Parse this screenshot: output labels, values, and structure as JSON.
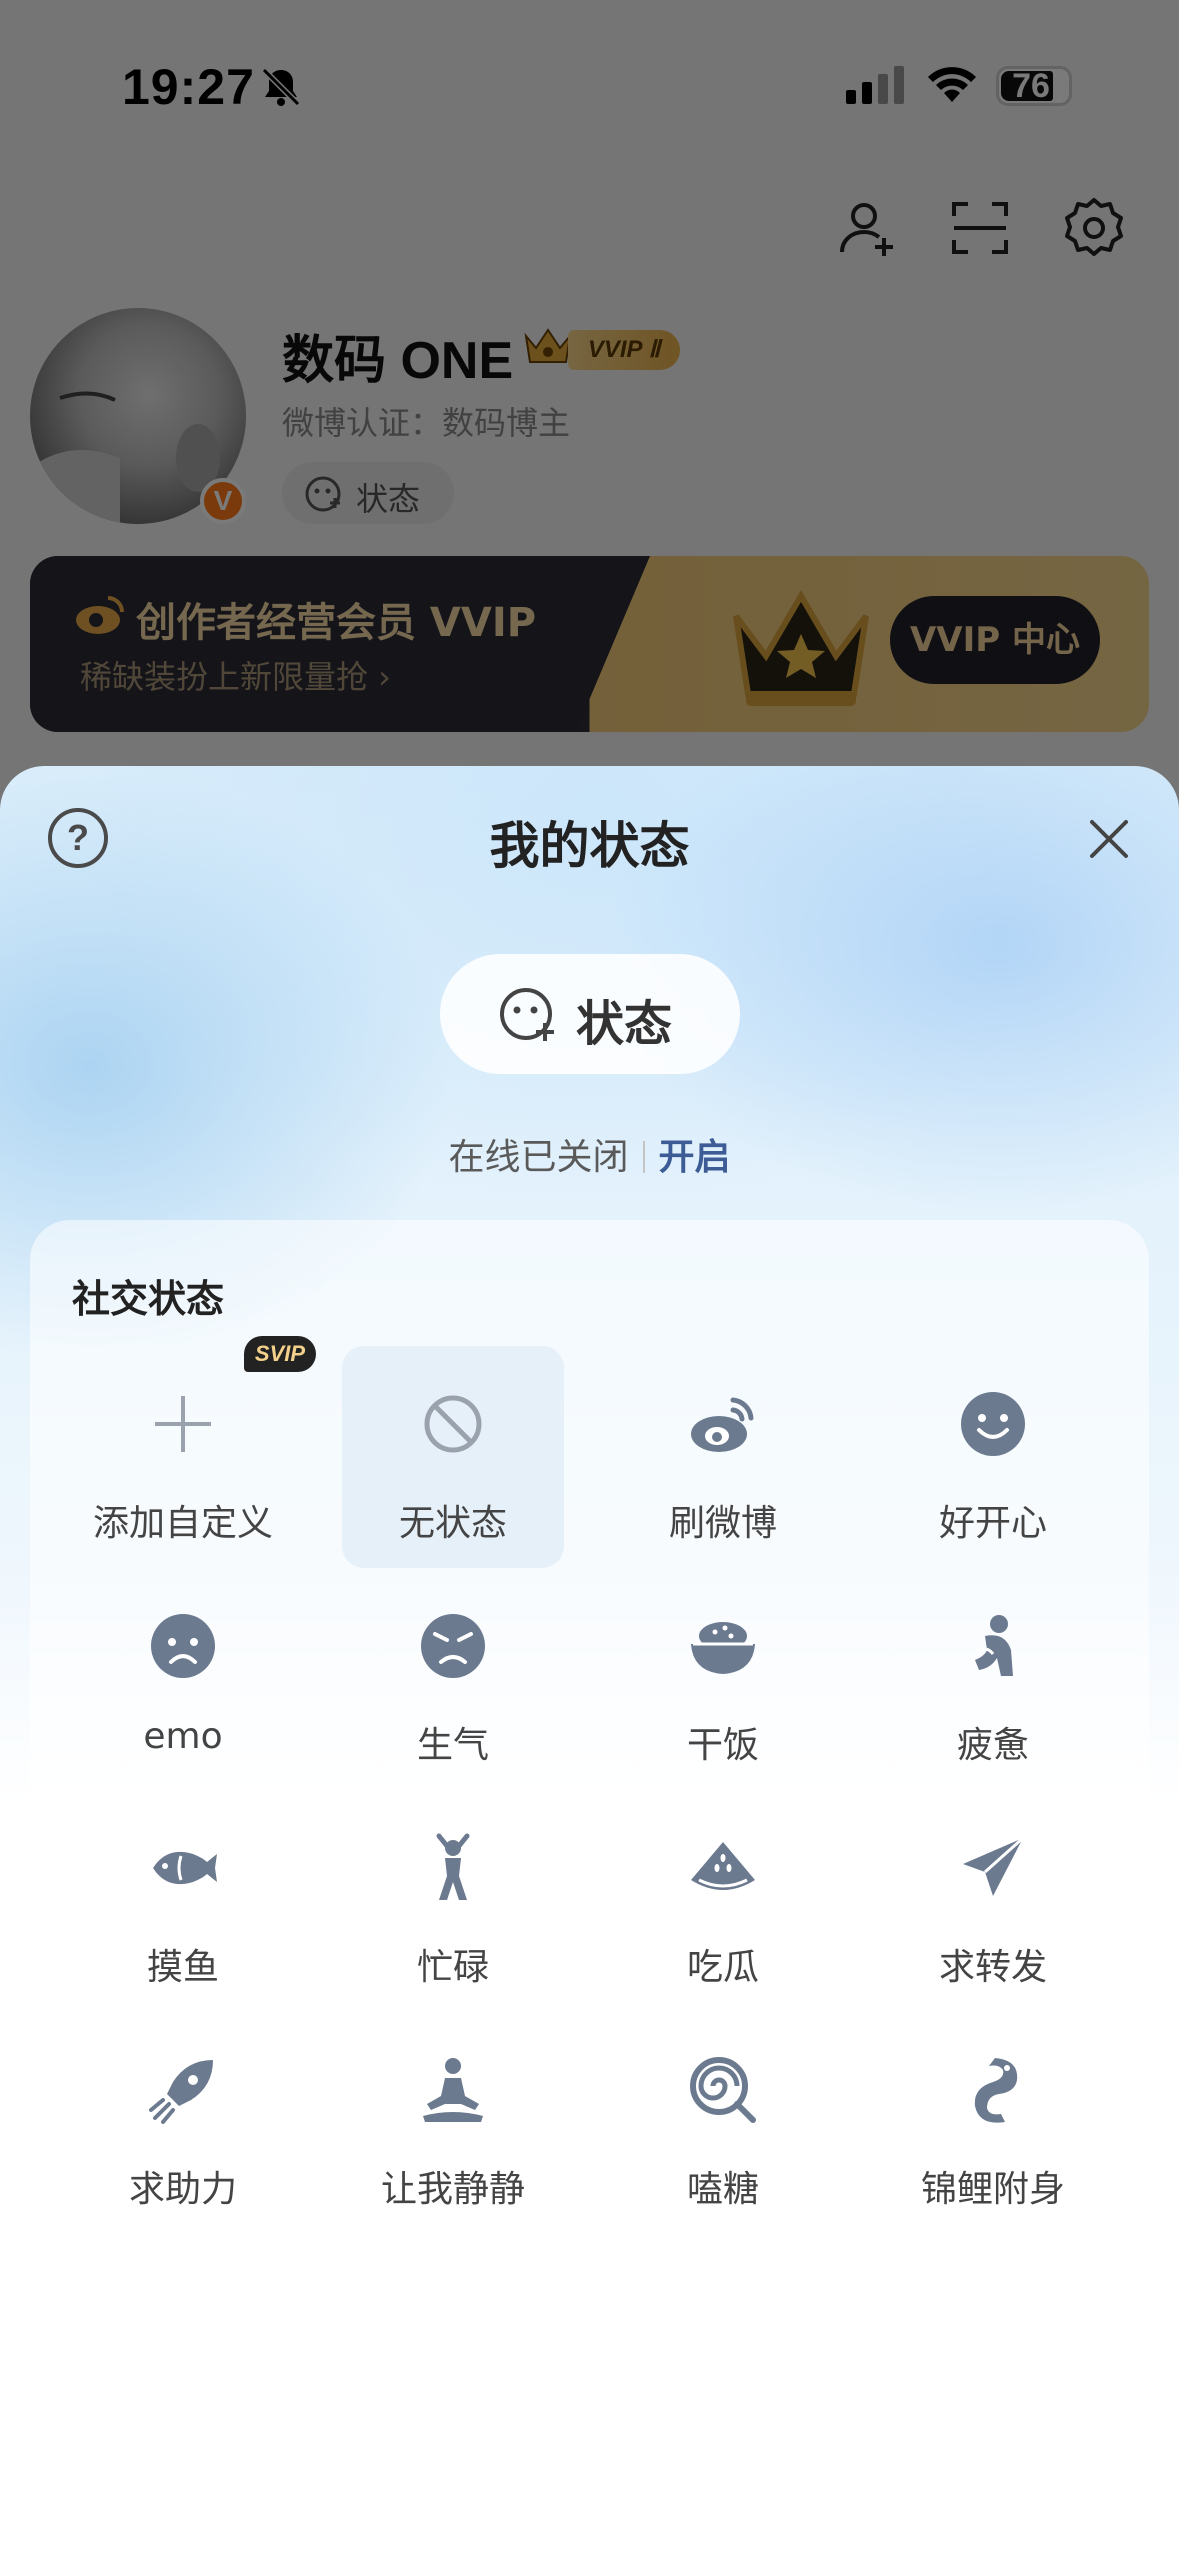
{
  "status_bar": {
    "time": "19:27",
    "battery": "76"
  },
  "profile": {
    "name": "数码 ONE",
    "vip_tag": "VVIP Ⅱ",
    "verification": "微博认证：数码博主",
    "status_chip": "状态"
  },
  "banner": {
    "title": "创作者经营会员 VVIP",
    "subtitle": "稀缺装扮上新限量抢 ›",
    "button": "VVIP 中心"
  },
  "sheet": {
    "help": "?",
    "title": "我的状态",
    "status_button": "状态",
    "online_status": "在线已关闭",
    "online_action": "开启",
    "section_title": "社交状态",
    "svip_badge": "SVIP",
    "items": [
      {
        "label": "添加自定义",
        "icon": "plus-icon"
      },
      {
        "label": "无状态",
        "icon": "no-status-icon",
        "selected": true
      },
      {
        "label": "刷微博",
        "icon": "weibo-icon"
      },
      {
        "label": "好开心",
        "icon": "happy-face-icon"
      },
      {
        "label": "emo",
        "icon": "sad-face-icon"
      },
      {
        "label": "生气",
        "icon": "angry-face-icon"
      },
      {
        "label": "干饭",
        "icon": "rice-bowl-icon"
      },
      {
        "label": "疲惫",
        "icon": "tired-person-icon"
      },
      {
        "label": "摸鱼",
        "icon": "fish-icon"
      },
      {
        "label": "忙碌",
        "icon": "busy-person-icon"
      },
      {
        "label": "吃瓜",
        "icon": "watermelon-icon"
      },
      {
        "label": "求转发",
        "icon": "paper-plane-icon"
      },
      {
        "label": "求助力",
        "icon": "rocket-icon"
      },
      {
        "label": "让我静静",
        "icon": "meditation-icon"
      },
      {
        "label": "嗑糖",
        "icon": "lollipop-icon"
      },
      {
        "label": "锦鲤附身",
        "icon": "koi-icon"
      }
    ]
  },
  "colors": {
    "icon": "#6c7a90",
    "accent": "#3d5c96",
    "vip_gold": "#f2d39b"
  }
}
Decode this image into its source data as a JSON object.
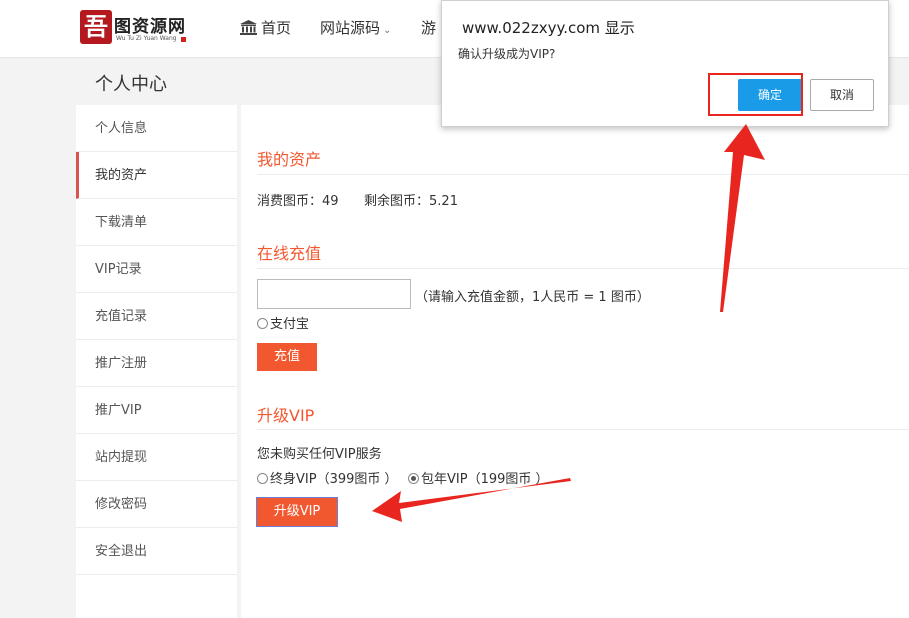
{
  "header": {
    "logo_text": "图资源网",
    "logo_char": "吾",
    "logo_sub": "Wu Tu Zi Yuan Wang",
    "nav": {
      "home": "首页",
      "source": "网站源码",
      "game": "游"
    }
  },
  "page_title": "个人中心",
  "sidebar": {
    "items": [
      {
        "label": "个人信息"
      },
      {
        "label": "我的资产"
      },
      {
        "label": "下载清单"
      },
      {
        "label": "VIP记录"
      },
      {
        "label": "充值记录"
      },
      {
        "label": "推广注册"
      },
      {
        "label": "推广VIP"
      },
      {
        "label": "站内提现"
      },
      {
        "label": "修改密码"
      },
      {
        "label": "安全退出"
      }
    ],
    "active_index": 1
  },
  "assets": {
    "title": "我的资产",
    "consumed_label": "消费图币：",
    "consumed_value": "49",
    "remaining_label": "剩余图币：",
    "remaining_value": "5.21"
  },
  "recharge": {
    "title": "在线充值",
    "input_value": "",
    "hint": "（请输入充值金额，1人民币 = 1 图币）",
    "payment_option": "支付宝",
    "button": "充值"
  },
  "vip": {
    "title": "升级VIP",
    "status": "您未购买任何VIP服务",
    "option_lifetime": "终身VIP（399图币 ）",
    "option_yearly": "包年VIP（199图币 ）",
    "selected": "yearly",
    "button": "升级VIP"
  },
  "dialog": {
    "title": "www.022zxyy.com 显示",
    "message": "确认升级成为VIP?",
    "ok": "确定",
    "cancel": "取消"
  },
  "colors": {
    "accent": "#f1582f",
    "ok_button": "#1a9be8",
    "annotation": "#e8261f",
    "active_bar": "#d9534f"
  }
}
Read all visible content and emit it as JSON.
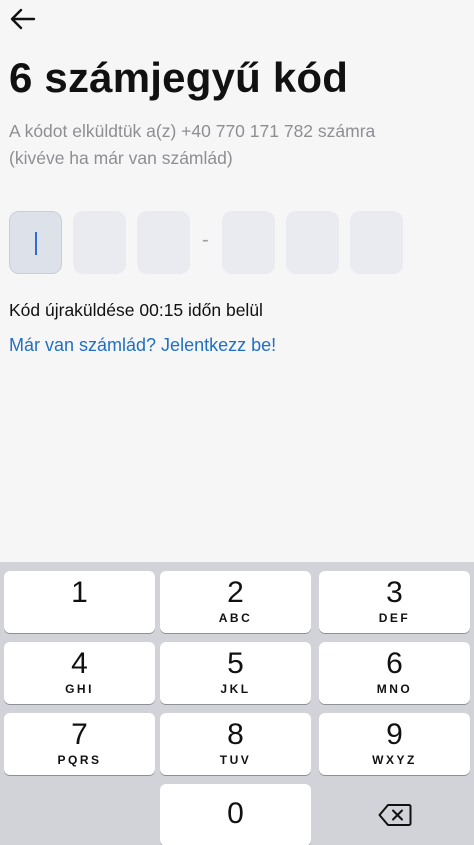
{
  "header": {
    "back_icon": "arrow-left-icon",
    "title": "6 számjegyű kód",
    "subtitle_line1": "A kódot elküldtük a(z) +40 770 171 782 számra",
    "subtitle_line2": "(kivéve ha már van számlád)"
  },
  "code_input": {
    "separator": "-",
    "digits": [
      "",
      "",
      "",
      "",
      "",
      ""
    ],
    "active_index": 0
  },
  "resend_text": "Kód újraküldése 00:15 időn belül",
  "login_link": "Már van számlád? Jelentkezz be!",
  "colors": {
    "accent": "#1f6fc6",
    "caret": "#2b6fd6",
    "background": "#f6f6f7",
    "keypad": "#d1d3d9"
  },
  "keypad": {
    "keys": [
      {
        "num": "1",
        "letters": ""
      },
      {
        "num": "2",
        "letters": "ABC"
      },
      {
        "num": "3",
        "letters": "DEF"
      },
      {
        "num": "4",
        "letters": "GHI"
      },
      {
        "num": "5",
        "letters": "JKL"
      },
      {
        "num": "6",
        "letters": "MNO"
      },
      {
        "num": "7",
        "letters": "PQRS"
      },
      {
        "num": "8",
        "letters": "TUV"
      },
      {
        "num": "9",
        "letters": "WXYZ"
      },
      {
        "num": "0",
        "letters": ""
      }
    ],
    "delete_icon": "backspace-icon"
  }
}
* * * * * * *
- THE EXERCISE
Pictures must be left out. Repeat exactly the lines from the one containing "Read all visible content and emit it as JSON." through the final line of the data.

- COMPLETE OUTPUT
Read all visible content and emit it as JSON.
{
  "header": {
    "back_icon": "arrow-left-icon",
    "title": "6 számjegyű kód",
    "subtitle_line1": "A kódot elküldtük a(z) +40 770 171 782 számra",
    "subtitle_line2": "(kivéve ha már van számlád)"
  },
  "code_input": {
    "separator": "-",
    "digits": [
      "",
      "",
      "",
      "",
      "",
      ""
    ],
    "active_index": 0
  },
  "resend_text": "Kód újraküldése 00:15 időn belül",
  "login_link": "Már van számlád? Jelentkezz be!",
  "colors": {
    "accent": "#1f6fc6",
    "caret": "#2b6fd6",
    "background": "#f6f6f7",
    "keypad": "#d1d3d9"
  },
  "keypad": {
    "keys": [
      {
        "num": "1",
        "letters": ""
      },
      {
        "num": "2",
        "letters": "ABC"
      },
      {
        "num": "3",
        "letters": "DEF"
      },
      {
        "num": "4",
        "letters": "GHI"
      },
      {
        "num": "5",
        "letters": "JKL"
      },
      {
        "num": "6",
        "letters": "MNO"
      },
      {
        "num": "7",
        "letters": "PQRS"
      },
      {
        "num": "8",
        "letters": "TUV"
      },
      {
        "num": "9",
        "letters": "WXYZ"
      },
      {
        "num": "0",
        "letters": ""
      }
    ],
    "delete_icon": "backspace-icon"
  }
}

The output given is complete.